* Task details
Select from the records below every line that has the word "page" in it.

Begin

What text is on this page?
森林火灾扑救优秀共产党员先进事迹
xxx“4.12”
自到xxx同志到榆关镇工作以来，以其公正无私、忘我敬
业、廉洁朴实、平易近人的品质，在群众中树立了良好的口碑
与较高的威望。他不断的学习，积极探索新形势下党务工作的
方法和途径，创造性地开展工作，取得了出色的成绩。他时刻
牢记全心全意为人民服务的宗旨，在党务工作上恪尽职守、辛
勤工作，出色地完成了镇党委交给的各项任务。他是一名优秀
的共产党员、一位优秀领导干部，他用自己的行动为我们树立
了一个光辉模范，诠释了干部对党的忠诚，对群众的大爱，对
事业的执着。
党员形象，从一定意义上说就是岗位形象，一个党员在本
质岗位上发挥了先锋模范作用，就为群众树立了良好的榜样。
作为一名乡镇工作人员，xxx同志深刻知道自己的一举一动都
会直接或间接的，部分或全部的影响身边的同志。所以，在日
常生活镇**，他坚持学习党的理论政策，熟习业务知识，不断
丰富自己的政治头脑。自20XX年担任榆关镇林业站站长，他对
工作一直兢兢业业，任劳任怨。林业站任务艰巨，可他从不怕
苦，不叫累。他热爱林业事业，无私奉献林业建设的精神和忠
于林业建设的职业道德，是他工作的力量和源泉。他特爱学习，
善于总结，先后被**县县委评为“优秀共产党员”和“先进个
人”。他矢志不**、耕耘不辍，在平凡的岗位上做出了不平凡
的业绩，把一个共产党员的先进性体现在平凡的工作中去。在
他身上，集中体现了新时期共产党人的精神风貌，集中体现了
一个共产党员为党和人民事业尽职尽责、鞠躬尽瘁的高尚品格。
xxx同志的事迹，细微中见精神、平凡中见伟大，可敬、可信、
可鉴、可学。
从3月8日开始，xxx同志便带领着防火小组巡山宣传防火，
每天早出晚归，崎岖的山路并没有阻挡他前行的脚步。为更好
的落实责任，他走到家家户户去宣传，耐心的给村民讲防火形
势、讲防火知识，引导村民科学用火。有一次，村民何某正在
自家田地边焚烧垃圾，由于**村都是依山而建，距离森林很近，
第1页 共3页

End
Begin

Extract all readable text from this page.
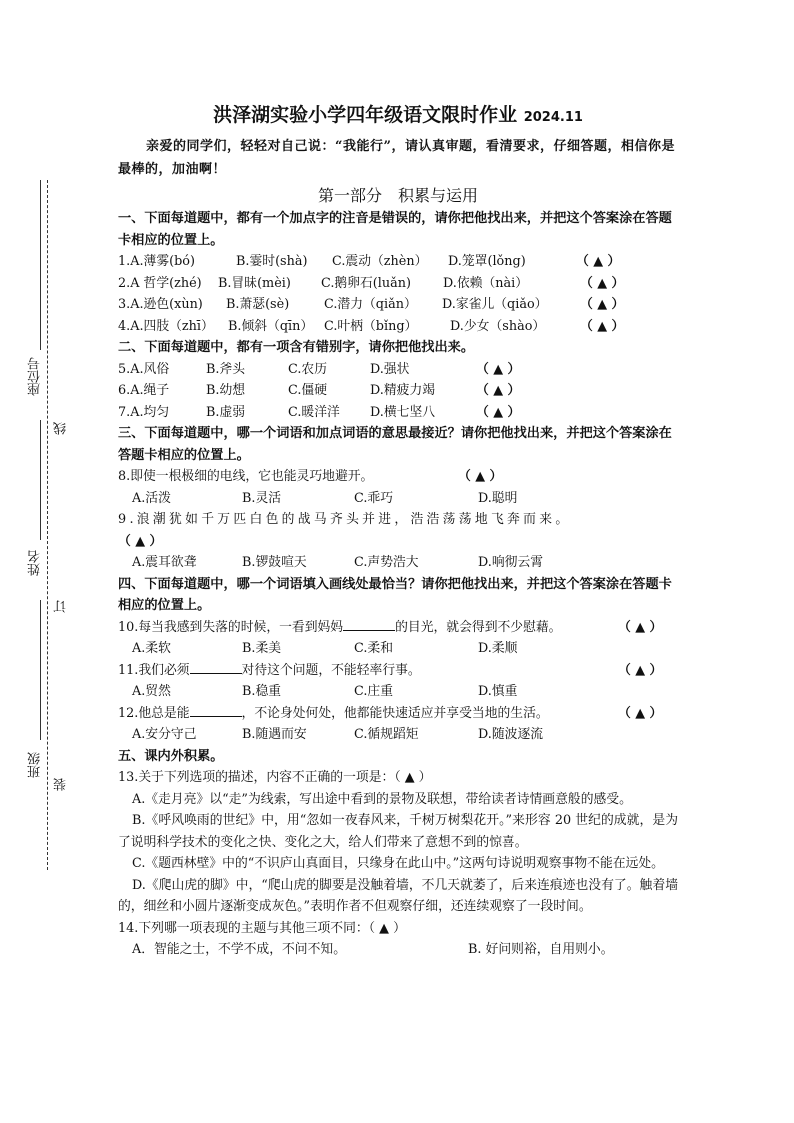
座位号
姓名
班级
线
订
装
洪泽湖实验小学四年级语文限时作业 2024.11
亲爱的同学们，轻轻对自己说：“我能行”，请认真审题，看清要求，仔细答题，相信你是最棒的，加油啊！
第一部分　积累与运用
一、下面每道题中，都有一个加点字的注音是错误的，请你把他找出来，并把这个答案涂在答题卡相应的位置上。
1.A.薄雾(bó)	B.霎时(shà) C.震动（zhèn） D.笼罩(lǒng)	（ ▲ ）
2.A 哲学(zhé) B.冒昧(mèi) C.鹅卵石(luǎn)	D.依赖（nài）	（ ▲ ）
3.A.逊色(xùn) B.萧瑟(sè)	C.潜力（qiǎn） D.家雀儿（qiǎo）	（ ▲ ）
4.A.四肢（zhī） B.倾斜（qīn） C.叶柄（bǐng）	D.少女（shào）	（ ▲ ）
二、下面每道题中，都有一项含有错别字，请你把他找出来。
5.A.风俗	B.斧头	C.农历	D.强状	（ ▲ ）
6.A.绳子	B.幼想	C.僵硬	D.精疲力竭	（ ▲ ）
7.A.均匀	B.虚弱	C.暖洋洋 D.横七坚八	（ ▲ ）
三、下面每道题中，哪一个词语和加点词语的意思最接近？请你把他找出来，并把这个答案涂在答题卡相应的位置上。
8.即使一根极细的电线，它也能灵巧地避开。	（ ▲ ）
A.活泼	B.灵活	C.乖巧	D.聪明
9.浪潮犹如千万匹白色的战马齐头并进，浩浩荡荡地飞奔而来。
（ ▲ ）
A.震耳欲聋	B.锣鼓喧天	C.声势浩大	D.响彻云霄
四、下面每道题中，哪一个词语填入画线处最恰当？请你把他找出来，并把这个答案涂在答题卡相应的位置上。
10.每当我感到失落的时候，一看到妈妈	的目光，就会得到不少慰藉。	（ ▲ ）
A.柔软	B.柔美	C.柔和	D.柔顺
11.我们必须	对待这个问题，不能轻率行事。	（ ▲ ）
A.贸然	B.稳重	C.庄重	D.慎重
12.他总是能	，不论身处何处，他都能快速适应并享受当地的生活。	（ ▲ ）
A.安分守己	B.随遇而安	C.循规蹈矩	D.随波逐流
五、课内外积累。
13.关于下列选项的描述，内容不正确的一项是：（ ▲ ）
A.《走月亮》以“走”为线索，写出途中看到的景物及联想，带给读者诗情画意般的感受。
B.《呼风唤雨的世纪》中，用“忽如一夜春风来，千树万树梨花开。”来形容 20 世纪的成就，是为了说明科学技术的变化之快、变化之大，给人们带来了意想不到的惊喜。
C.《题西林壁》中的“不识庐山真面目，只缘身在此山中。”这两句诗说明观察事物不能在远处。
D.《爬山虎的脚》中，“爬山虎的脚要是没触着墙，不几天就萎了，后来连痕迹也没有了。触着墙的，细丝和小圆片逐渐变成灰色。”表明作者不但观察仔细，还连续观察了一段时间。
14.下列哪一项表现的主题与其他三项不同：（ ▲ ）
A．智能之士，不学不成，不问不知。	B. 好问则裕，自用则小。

End

* Task result
What text is on this page?
Extract all readable text from this page.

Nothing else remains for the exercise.